* Directions for this task *
Write out every entry, unchanged. Skip any picture.

[Data listing]
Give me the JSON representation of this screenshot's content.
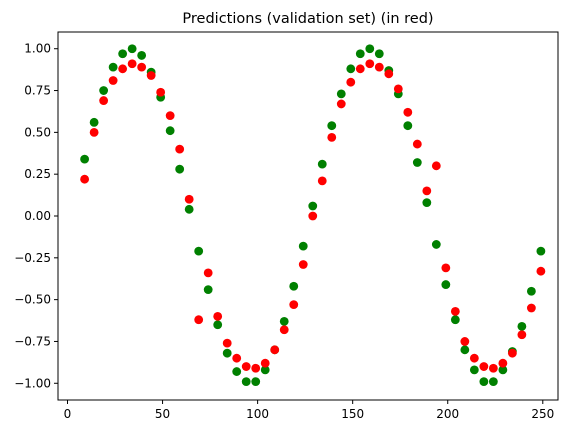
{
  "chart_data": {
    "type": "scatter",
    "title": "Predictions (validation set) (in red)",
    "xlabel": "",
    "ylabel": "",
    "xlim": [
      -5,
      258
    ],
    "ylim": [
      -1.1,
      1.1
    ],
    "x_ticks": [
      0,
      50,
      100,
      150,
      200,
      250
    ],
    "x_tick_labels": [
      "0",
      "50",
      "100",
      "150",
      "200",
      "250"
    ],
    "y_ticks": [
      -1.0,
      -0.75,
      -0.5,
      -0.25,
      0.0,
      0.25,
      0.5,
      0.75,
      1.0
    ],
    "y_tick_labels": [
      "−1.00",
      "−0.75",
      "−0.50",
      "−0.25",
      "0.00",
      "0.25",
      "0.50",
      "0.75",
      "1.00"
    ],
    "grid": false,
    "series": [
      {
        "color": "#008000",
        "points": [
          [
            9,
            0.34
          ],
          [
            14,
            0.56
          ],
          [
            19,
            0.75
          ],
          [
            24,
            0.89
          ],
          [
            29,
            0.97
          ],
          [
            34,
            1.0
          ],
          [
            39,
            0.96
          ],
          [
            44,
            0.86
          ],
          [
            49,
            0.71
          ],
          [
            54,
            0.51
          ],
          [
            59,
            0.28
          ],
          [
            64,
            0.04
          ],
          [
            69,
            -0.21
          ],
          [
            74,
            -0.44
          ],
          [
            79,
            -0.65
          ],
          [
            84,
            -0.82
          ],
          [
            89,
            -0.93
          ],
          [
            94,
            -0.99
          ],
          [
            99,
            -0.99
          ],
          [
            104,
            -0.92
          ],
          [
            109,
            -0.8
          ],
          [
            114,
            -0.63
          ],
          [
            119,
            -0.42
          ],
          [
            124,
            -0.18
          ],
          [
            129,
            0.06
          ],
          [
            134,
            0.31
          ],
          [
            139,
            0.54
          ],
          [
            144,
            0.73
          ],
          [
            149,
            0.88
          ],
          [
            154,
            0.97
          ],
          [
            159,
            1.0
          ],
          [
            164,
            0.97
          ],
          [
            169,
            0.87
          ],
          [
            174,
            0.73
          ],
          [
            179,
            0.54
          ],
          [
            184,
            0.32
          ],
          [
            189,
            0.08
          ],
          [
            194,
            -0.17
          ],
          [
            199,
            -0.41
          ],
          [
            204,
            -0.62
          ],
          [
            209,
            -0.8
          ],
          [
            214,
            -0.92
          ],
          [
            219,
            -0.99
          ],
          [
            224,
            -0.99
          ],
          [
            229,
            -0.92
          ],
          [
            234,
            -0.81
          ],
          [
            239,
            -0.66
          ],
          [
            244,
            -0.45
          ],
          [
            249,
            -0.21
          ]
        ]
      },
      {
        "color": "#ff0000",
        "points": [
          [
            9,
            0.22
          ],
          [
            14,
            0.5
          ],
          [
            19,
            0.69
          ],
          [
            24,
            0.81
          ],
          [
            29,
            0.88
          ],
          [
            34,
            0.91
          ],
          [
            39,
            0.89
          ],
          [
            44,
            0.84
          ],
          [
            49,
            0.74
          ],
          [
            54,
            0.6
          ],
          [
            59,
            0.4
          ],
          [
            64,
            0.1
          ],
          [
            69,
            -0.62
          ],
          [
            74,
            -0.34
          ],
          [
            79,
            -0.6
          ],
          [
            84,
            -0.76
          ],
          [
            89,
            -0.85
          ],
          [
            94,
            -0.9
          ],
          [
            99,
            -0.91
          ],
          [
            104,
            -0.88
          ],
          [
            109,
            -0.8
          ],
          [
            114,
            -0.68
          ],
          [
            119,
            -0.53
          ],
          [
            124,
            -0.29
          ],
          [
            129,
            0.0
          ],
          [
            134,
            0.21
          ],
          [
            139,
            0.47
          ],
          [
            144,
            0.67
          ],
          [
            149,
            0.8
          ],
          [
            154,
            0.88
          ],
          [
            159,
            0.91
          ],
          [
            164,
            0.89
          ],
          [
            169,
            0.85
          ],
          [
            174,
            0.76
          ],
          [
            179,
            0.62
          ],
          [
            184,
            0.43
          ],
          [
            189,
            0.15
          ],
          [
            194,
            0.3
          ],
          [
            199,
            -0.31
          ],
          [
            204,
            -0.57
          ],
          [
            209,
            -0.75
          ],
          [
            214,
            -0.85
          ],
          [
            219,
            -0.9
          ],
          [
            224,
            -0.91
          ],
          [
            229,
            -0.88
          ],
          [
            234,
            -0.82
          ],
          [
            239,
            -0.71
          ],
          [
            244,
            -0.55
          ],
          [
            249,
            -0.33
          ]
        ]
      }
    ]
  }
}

* Exercise solution *
Give me the JSON representation of this screenshot's content.
{
  "chart_data": {
    "type": "scatter",
    "title": "Predictions (validation set) (in red)",
    "xlabel": "",
    "ylabel": "",
    "xlim": [
      -5,
      258
    ],
    "ylim": [
      -1.1,
      1.1
    ],
    "x_ticks": [
      0,
      50,
      100,
      150,
      200,
      250
    ],
    "x_tick_labels": [
      "0",
      "50",
      "100",
      "150",
      "200",
      "250"
    ],
    "y_ticks": [
      -1.0,
      -0.75,
      -0.5,
      -0.25,
      0.0,
      0.25,
      0.5,
      0.75,
      1.0
    ],
    "y_tick_labels": [
      "−1.00",
      "−0.75",
      "−0.50",
      "−0.25",
      "0.00",
      "0.25",
      "0.50",
      "0.75",
      "1.00"
    ],
    "grid": false,
    "series": [
      {
        "color": "#008000",
        "points": [
          [
            9,
            0.34
          ],
          [
            14,
            0.56
          ],
          [
            19,
            0.75
          ],
          [
            24,
            0.89
          ],
          [
            29,
            0.97
          ],
          [
            34,
            1.0
          ],
          [
            39,
            0.96
          ],
          [
            44,
            0.86
          ],
          [
            49,
            0.71
          ],
          [
            54,
            0.51
          ],
          [
            59,
            0.28
          ],
          [
            64,
            0.04
          ],
          [
            69,
            -0.21
          ],
          [
            74,
            -0.44
          ],
          [
            79,
            -0.65
          ],
          [
            84,
            -0.82
          ],
          [
            89,
            -0.93
          ],
          [
            94,
            -0.99
          ],
          [
            99,
            -0.99
          ],
          [
            104,
            -0.92
          ],
          [
            109,
            -0.8
          ],
          [
            114,
            -0.63
          ],
          [
            119,
            -0.42
          ],
          [
            124,
            -0.18
          ],
          [
            129,
            0.06
          ],
          [
            134,
            0.31
          ],
          [
            139,
            0.54
          ],
          [
            144,
            0.73
          ],
          [
            149,
            0.88
          ],
          [
            154,
            0.97
          ],
          [
            159,
            1.0
          ],
          [
            164,
            0.97
          ],
          [
            169,
            0.87
          ],
          [
            174,
            0.73
          ],
          [
            179,
            0.54
          ],
          [
            184,
            0.32
          ],
          [
            189,
            0.08
          ],
          [
            194,
            -0.17
          ],
          [
            199,
            -0.41
          ],
          [
            204,
            -0.62
          ],
          [
            209,
            -0.8
          ],
          [
            214,
            -0.92
          ],
          [
            219,
            -0.99
          ],
          [
            224,
            -0.99
          ],
          [
            229,
            -0.92
          ],
          [
            234,
            -0.81
          ],
          [
            239,
            -0.66
          ],
          [
            244,
            -0.45
          ],
          [
            249,
            -0.21
          ]
        ]
      },
      {
        "color": "#ff0000",
        "points": [
          [
            9,
            0.22
          ],
          [
            14,
            0.5
          ],
          [
            19,
            0.69
          ],
          [
            24,
            0.81
          ],
          [
            29,
            0.88
          ],
          [
            34,
            0.91
          ],
          [
            39,
            0.89
          ],
          [
            44,
            0.84
          ],
          [
            49,
            0.74
          ],
          [
            54,
            0.6
          ],
          [
            59,
            0.4
          ],
          [
            64,
            0.1
          ],
          [
            69,
            -0.62
          ],
          [
            74,
            -0.34
          ],
          [
            79,
            -0.6
          ],
          [
            84,
            -0.76
          ],
          [
            89,
            -0.85
          ],
          [
            94,
            -0.9
          ],
          [
            99,
            -0.91
          ],
          [
            104,
            -0.88
          ],
          [
            109,
            -0.8
          ],
          [
            114,
            -0.68
          ],
          [
            119,
            -0.53
          ],
          [
            124,
            -0.29
          ],
          [
            129,
            0.0
          ],
          [
            134,
            0.21
          ],
          [
            139,
            0.47
          ],
          [
            144,
            0.67
          ],
          [
            149,
            0.8
          ],
          [
            154,
            0.88
          ],
          [
            159,
            0.91
          ],
          [
            164,
            0.89
          ],
          [
            169,
            0.85
          ],
          [
            174,
            0.76
          ],
          [
            179,
            0.62
          ],
          [
            184,
            0.43
          ],
          [
            189,
            0.15
          ],
          [
            194,
            0.3
          ],
          [
            199,
            -0.31
          ],
          [
            204,
            -0.57
          ],
          [
            209,
            -0.75
          ],
          [
            214,
            -0.85
          ],
          [
            219,
            -0.9
          ],
          [
            224,
            -0.91
          ],
          [
            229,
            -0.88
          ],
          [
            234,
            -0.82
          ],
          [
            239,
            -0.71
          ],
          [
            244,
            -0.55
          ],
          [
            249,
            -0.33
          ]
        ]
      }
    ]
  }
}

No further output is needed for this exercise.